SUPPLIED MATERIAL:

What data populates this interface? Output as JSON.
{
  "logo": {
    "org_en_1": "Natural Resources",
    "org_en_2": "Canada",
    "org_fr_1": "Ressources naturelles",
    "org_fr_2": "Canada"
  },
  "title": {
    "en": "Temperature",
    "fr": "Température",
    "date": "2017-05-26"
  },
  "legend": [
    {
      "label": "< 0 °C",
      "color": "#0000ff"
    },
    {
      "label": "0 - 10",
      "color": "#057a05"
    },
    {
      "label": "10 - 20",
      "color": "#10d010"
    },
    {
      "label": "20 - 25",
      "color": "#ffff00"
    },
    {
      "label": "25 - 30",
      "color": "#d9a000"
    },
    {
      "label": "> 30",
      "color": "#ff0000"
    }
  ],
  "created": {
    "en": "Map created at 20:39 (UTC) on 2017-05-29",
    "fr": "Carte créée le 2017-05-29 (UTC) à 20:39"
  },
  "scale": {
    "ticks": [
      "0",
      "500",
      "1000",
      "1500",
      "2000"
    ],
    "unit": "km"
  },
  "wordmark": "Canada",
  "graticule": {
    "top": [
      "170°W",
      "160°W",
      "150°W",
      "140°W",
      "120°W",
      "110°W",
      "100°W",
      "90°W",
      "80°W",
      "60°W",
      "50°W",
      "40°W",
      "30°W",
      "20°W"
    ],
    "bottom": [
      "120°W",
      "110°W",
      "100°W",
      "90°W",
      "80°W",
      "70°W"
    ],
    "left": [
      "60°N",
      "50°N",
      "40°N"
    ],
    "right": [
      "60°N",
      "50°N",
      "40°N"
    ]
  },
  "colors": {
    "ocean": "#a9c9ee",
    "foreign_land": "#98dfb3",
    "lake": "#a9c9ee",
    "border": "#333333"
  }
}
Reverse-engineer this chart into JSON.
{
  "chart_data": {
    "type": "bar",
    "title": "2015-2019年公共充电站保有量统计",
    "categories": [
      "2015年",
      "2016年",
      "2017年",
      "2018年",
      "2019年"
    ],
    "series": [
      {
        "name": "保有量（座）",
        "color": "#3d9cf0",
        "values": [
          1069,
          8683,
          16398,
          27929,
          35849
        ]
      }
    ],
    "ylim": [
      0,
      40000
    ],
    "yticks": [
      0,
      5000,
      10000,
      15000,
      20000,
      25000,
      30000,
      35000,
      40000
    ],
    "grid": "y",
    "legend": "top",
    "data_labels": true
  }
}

TASK REQUIREMENTS:
Extract each line holding the word "created" from the records.

EXERCISE ANSWER:
  "created": {
    "en": "Map created at 20:39 (UTC) on 2017-05-29",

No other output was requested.